**SUPPLIED RECORDS:**

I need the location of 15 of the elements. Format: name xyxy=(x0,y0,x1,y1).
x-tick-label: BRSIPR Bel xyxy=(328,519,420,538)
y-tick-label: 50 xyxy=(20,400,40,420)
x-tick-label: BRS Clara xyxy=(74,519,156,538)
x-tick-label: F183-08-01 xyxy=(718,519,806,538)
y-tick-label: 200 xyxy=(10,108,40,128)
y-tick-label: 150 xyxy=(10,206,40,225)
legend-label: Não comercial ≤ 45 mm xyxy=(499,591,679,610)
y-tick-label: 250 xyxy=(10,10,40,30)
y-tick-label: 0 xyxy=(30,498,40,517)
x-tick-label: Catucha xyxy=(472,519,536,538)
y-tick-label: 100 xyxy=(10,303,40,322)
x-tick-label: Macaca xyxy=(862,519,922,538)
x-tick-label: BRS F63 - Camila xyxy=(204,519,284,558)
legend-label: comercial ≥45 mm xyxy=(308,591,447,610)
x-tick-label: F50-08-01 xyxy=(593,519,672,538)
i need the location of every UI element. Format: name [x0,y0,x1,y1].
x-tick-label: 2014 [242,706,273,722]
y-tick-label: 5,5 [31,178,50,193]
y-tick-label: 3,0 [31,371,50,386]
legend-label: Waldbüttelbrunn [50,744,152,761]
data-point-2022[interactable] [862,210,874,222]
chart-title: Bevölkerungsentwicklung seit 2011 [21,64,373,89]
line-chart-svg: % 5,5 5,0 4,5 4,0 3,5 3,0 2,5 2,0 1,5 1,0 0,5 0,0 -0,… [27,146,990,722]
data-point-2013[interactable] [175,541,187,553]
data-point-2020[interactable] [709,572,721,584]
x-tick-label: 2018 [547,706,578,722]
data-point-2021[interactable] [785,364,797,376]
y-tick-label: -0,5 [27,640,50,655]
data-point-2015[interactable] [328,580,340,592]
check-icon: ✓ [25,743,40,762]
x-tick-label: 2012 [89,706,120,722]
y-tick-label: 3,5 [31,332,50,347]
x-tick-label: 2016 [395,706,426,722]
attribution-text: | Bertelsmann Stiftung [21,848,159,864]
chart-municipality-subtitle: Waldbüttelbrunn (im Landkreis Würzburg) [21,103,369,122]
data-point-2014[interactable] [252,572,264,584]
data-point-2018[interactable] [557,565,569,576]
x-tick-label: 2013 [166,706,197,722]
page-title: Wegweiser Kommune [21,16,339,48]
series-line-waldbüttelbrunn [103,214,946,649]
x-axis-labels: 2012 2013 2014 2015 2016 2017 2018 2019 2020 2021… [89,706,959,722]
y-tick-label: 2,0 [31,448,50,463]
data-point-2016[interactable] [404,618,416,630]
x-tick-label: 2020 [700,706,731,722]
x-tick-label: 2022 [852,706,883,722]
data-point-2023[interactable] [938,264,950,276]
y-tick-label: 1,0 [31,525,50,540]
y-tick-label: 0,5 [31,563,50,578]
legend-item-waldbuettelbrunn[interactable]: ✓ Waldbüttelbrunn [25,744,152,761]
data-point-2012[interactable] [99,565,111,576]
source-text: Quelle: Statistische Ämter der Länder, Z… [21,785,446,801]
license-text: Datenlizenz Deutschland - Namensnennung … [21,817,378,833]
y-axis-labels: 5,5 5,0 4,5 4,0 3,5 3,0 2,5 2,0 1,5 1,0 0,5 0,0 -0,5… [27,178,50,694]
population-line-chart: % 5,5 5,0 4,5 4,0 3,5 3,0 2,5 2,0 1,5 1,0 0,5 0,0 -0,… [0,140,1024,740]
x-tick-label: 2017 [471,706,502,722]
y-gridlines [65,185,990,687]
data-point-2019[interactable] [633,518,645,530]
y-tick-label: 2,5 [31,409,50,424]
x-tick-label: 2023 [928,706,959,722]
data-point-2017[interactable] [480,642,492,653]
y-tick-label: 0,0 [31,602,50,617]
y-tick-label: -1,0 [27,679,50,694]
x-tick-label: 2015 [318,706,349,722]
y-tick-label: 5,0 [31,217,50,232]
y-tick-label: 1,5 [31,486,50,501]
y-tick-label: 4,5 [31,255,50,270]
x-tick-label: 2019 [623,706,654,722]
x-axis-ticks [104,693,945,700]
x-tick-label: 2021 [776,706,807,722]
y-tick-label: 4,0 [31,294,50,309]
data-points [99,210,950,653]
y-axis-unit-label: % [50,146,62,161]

**STATED TASK:**
Please write out all of the data again, swapping "legend-label" for "legend-text" wherever it occurs and leaving every other line unchanged.

**WRITTEN SOLUTION:**
I need the location of 15 of the elements. Format: name xyxy=(x0,y0,x1,y1).
x-tick-label: BRSIPR Bel xyxy=(328,519,420,538)
y-tick-label: 50 xyxy=(20,400,40,420)
x-tick-label: BRS Clara xyxy=(74,519,156,538)
x-tick-label: F183-08-01 xyxy=(718,519,806,538)
y-tick-label: 200 xyxy=(10,108,40,128)
y-tick-label: 150 xyxy=(10,206,40,225)
legend-text: Não comercial ≤ 45 mm xyxy=(499,591,679,610)
y-tick-label: 250 xyxy=(10,10,40,30)
y-tick-label: 0 xyxy=(30,498,40,517)
x-tick-label: Catucha xyxy=(472,519,536,538)
y-tick-label: 100 xyxy=(10,303,40,322)
x-tick-label: Macaca xyxy=(862,519,922,538)
x-tick-label: BRS F63 - Camila xyxy=(204,519,284,558)
legend-text: comercial ≥45 mm xyxy=(308,591,447,610)
x-tick-label: F50-08-01 xyxy=(593,519,672,538)
i need the location of every UI element. Format: name [x0,y0,x1,y1].
x-tick-label: 2014 [242,706,273,722]
y-tick-label: 5,5 [31,178,50,193]
y-tick-label: 3,0 [31,371,50,386]
legend-text: Waldbüttelbrunn [50,744,152,761]
data-point-2022[interactable] [862,210,874,222]
chart-title: Bevölkerungsentwicklung seit 2011 [21,64,373,89]
line-chart-svg: % 5,5 5,0 4,5 4,0 3,5 3,0 2,5 2,0 1,5 1,0 0,5 0,0 -0,… [27,146,990,722]
data-point-2013[interactable] [175,541,187,553]
data-point-2020[interactable] [709,572,721,584]
x-tick-label: 2018 [547,706,578,722]
data-point-2021[interactable] [785,364,797,376]
y-tick-label: -0,5 [27,640,50,655]
data-point-2015[interactable] [328,580,340,592]
check-icon: ✓ [25,743,40,762]
x-tick-label: 2012 [89,706,120,722]
y-tick-label: 3,5 [31,332,50,347]
x-tick-label: 2016 [395,706,426,722]
attribution-text: | Bertelsmann Stiftung [21,848,159,864]
chart-municipality-subtitle: Waldbüttelbrunn (im Landkreis Würzburg) [21,103,369,122]
data-point-2014[interactable] [252,572,264,584]
data-point-2018[interactable] [557,565,569,576]
x-tick-label: 2013 [166,706,197,722]
page-title: Wegweiser Kommune [21,16,339,48]
series-line-waldbüttelbrunn [103,214,946,649]
x-axis-labels: 2012 2013 2014 2015 2016 2017 2018 2019 2020 2021… [89,706,959,722]
y-tick-label: 2,0 [31,448,50,463]
data-point-2016[interactable] [404,618,416,630]
x-tick-label: 2020 [700,706,731,722]
x-tick-label: 2022 [852,706,883,722]
data-point-2023[interactable] [938,264,950,276]
y-tick-label: 1,0 [31,525,50,540]
y-tick-label: 0,5 [31,563,50,578]
legend-item-waldbuettelbrunn[interactable]: ✓ Waldbüttelbrunn [25,744,152,761]
data-point-2012[interactable] [99,565,111,576]
source-text: Quelle: Statistische Ämter der Länder, Z… [21,785,446,801]
license-text: Datenlizenz Deutschland - Namensnennung … [21,817,378,833]
y-axis-labels: 5,5 5,0 4,5 4,0 3,5 3,0 2,5 2,0 1,5 1,0 0,5 0,0 -0,5… [27,178,50,694]
population-line-chart: % 5,5 5,0 4,5 4,0 3,5 3,0 2,5 2,0 1,5 1,0 0,5 0,0 -0,… [0,140,1024,740]
x-tick-label: 2017 [471,706,502,722]
y-gridlines [65,185,990,687]
data-point-2019[interactable] [633,518,645,530]
y-tick-label: 2,5 [31,409,50,424]
x-tick-label: 2023 [928,706,959,722]
data-point-2017[interactable] [480,642,492,653]
y-tick-label: 0,0 [31,602,50,617]
y-tick-label: -1,0 [27,679,50,694]
x-tick-label: 2015 [318,706,349,722]
y-tick-label: 5,0 [31,217,50,232]
y-tick-label: 1,5 [31,486,50,501]
y-tick-label: 4,5 [31,255,50,270]
x-tick-label: 2019 [623,706,654,722]
x-axis-ticks [104,693,945,700]
x-tick-label: 2021 [776,706,807,722]
y-tick-label: 4,0 [31,294,50,309]
data-points [99,210,950,653]
y-axis-unit-label: % [50,146,62,161]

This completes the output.